Objective:
Nothing in the records may be left out or altered; reproduce them all exactly.

Figure record listings
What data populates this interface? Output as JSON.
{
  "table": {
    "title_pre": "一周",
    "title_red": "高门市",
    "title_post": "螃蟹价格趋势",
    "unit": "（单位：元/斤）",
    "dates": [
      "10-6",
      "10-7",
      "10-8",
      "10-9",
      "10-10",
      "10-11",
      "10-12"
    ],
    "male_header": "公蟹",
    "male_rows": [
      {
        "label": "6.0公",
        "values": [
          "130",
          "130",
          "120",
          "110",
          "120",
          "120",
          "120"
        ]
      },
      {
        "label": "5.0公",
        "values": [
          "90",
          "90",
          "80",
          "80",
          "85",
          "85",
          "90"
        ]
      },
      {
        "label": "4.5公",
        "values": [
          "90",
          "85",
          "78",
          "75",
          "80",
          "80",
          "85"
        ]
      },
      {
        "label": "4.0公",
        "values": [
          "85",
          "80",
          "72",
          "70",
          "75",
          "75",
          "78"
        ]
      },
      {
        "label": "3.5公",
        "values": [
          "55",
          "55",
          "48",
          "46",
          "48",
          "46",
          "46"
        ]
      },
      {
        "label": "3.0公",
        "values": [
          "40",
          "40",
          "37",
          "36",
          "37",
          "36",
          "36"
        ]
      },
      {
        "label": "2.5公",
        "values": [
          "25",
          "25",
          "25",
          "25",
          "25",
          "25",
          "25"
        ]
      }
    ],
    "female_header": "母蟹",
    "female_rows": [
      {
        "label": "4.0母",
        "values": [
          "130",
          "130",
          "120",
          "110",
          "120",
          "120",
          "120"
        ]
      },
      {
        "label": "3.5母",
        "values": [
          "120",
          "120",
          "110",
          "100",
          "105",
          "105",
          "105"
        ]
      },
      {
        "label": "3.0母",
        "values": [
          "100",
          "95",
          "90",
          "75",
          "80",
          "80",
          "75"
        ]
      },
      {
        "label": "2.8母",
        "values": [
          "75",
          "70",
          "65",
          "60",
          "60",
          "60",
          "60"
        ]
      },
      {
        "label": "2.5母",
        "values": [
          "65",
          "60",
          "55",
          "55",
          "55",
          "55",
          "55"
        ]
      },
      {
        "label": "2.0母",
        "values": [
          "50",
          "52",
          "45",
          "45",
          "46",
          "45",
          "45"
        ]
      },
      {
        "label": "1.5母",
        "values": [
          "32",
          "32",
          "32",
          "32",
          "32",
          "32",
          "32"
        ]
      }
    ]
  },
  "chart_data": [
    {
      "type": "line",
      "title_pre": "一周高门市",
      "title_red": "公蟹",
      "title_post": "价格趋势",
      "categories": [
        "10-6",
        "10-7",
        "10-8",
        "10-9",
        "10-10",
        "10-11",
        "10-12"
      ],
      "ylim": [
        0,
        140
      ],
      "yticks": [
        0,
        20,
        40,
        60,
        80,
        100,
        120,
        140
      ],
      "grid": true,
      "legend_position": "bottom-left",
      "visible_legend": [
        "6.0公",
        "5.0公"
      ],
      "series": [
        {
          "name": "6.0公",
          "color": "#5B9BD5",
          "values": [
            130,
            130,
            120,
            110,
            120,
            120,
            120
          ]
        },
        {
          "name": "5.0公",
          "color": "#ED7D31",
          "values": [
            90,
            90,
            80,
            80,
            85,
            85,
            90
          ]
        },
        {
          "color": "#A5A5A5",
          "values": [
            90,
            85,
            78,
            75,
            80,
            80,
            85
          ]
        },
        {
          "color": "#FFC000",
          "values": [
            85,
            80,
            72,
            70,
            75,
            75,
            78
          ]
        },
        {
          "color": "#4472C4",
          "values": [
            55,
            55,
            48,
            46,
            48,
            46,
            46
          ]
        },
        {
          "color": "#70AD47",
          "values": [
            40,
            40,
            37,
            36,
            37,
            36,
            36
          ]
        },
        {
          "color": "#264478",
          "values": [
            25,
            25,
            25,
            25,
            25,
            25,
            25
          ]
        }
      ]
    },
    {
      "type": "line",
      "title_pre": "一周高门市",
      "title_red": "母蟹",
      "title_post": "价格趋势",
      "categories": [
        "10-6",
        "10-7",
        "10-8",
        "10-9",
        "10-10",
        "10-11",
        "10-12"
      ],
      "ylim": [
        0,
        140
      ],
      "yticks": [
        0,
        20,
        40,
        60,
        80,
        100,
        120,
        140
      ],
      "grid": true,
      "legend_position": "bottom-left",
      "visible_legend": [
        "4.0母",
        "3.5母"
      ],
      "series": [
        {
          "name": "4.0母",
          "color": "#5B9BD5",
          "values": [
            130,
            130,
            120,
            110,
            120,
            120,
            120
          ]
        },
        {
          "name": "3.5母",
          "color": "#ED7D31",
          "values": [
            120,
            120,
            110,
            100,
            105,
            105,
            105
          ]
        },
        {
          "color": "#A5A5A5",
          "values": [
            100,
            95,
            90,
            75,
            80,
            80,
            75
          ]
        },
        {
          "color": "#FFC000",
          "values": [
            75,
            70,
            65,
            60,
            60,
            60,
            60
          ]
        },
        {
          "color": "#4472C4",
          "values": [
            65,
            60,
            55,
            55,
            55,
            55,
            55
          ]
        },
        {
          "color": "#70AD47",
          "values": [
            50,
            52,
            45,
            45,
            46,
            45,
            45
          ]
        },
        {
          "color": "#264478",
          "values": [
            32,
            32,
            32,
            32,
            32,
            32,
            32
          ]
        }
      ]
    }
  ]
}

Correct response:
What data populates this interface? Output as JSON.
{
  "table": {
    "title_pre": "一周",
    "title_red": "高门市",
    "title_post": "螃蟹价格趋势",
    "unit": "（单位：元/斤）",
    "dates": [
      "10-6",
      "10-7",
      "10-8",
      "10-9",
      "10-10",
      "10-11",
      "10-12"
    ],
    "male_header": "公蟹",
    "male_rows": [
      {
        "label": "6.0公",
        "values": [
          "130",
          "130",
          "120",
          "110",
          "120",
          "120",
          "120"
        ]
      },
      {
        "label": "5.0公",
        "values": [
          "90",
          "90",
          "80",
          "80",
          "85",
          "85",
          "90"
        ]
      },
      {
        "label": "4.5公",
        "values": [
          "90",
          "85",
          "78",
          "75",
          "80",
          "80",
          "85"
        ]
      },
      {
        "label": "4.0公",
        "values": [
          "85",
          "80",
          "72",
          "70",
          "75",
          "75",
          "78"
        ]
      },
      {
        "label": "3.5公",
        "values": [
          "55",
          "55",
          "48",
          "46",
          "48",
          "46",
          "46"
        ]
      },
      {
        "label": "3.0公",
        "values": [
          "40",
          "40",
          "37",
          "36",
          "37",
          "36",
          "36"
        ]
      },
      {
        "label": "2.5公",
        "values": [
          "25",
          "25",
          "25",
          "25",
          "25",
          "25",
          "25"
        ]
      }
    ],
    "female_header": "母蟹",
    "female_rows": [
      {
        "label": "4.0母",
        "values": [
          "130",
          "130",
          "120",
          "110",
          "120",
          "120",
          "120"
        ]
      },
      {
        "label": "3.5母",
        "values": [
          "120",
          "120",
          "110",
          "100",
          "105",
          "105",
          "105"
        ]
      },
      {
        "label": "3.0母",
        "values": [
          "100",
          "95",
          "90",
          "75",
          "80",
          "80",
          "75"
        ]
      },
      {
        "label": "2.8母",
        "values": [
          "75",
          "70",
          "65",
          "60",
          "60",
          "60",
          "60"
        ]
      },
      {
        "label": "2.5母",
        "values": [
          "65",
          "60",
          "55",
          "55",
          "55",
          "55",
          "55"
        ]
      },
      {
        "label": "2.0母",
        "values": [
          "50",
          "52",
          "45",
          "45",
          "46",
          "45",
          "45"
        ]
      },
      {
        "label": "1.5母",
        "values": [
          "32",
          "32",
          "32",
          "32",
          "32",
          "32",
          "32"
        ]
      }
    ]
  },
  "chart_data": [
    {
      "type": "line",
      "title_pre": "一周高门市",
      "title_red": "公蟹",
      "title_post": "价格趋势",
      "categories": [
        "10-6",
        "10-7",
        "10-8",
        "10-9",
        "10-10",
        "10-11",
        "10-12"
      ],
      "ylim": [
        0,
        140
      ],
      "yticks": [
        0,
        20,
        40,
        60,
        80,
        100,
        120,
        140
      ],
      "grid": true,
      "legend_position": "bottom-left",
      "visible_legend": [
        "6.0公",
        "5.0公"
      ],
      "series": [
        {
          "name": "6.0公",
          "color": "#5B9BD5",
          "values": [
            130,
            130,
            120,
            110,
            120,
            120,
            120
          ]
        },
        {
          "name": "5.0公",
          "color": "#ED7D31",
          "values": [
            90,
            90,
            80,
            80,
            85,
            85,
            90
          ]
        },
        {
          "color": "#A5A5A5",
          "values": [
            90,
            85,
            78,
            75,
            80,
            80,
            85
          ]
        },
        {
          "color": "#FFC000",
          "values": [
            85,
            80,
            72,
            70,
            75,
            75,
            78
          ]
        },
        {
          "color": "#4472C4",
          "values": [
            55,
            55,
            48,
            46,
            48,
            46,
            46
          ]
        },
        {
          "color": "#70AD47",
          "values": [
            40,
            40,
            37,
            36,
            37,
            36,
            36
          ]
        },
        {
          "color": "#264478",
          "values": [
            25,
            25,
            25,
            25,
            25,
            25,
            25
          ]
        }
      ]
    },
    {
      "type": "line",
      "title_pre": "一周高门市",
      "title_red": "母蟹",
      "title_post": "价格趋势",
      "categories": [
        "10-6",
        "10-7",
        "10-8",
        "10-9",
        "10-10",
        "10-11",
        "10-12"
      ],
      "ylim": [
        0,
        140
      ],
      "yticks": [
        0,
        20,
        40,
        60,
        80,
        100,
        120,
        140
      ],
      "grid": true,
      "legend_position": "bottom-left",
      "visible_legend": [
        "4.0母",
        "3.5母"
      ],
      "series": [
        {
          "name": "4.0母",
          "color": "#5B9BD5",
          "values": [
            130,
            130,
            120,
            110,
            120,
            120,
            120
          ]
        },
        {
          "name": "3.5母",
          "color": "#ED7D31",
          "values": [
            120,
            120,
            110,
            100,
            105,
            105,
            105
          ]
        },
        {
          "color": "#A5A5A5",
          "values": [
            100,
            95,
            90,
            75,
            80,
            80,
            75
          ]
        },
        {
          "color": "#FFC000",
          "values": [
            75,
            70,
            65,
            60,
            60,
            60,
            60
          ]
        },
        {
          "color": "#4472C4",
          "values": [
            65,
            60,
            55,
            55,
            55,
            55,
            55
          ]
        },
        {
          "color": "#70AD47",
          "values": [
            50,
            52,
            45,
            45,
            46,
            45,
            45
          ]
        },
        {
          "color": "#264478",
          "values": [
            32,
            32,
            32,
            32,
            32,
            32,
            32
          ]
        }
      ]
    }
  ]
}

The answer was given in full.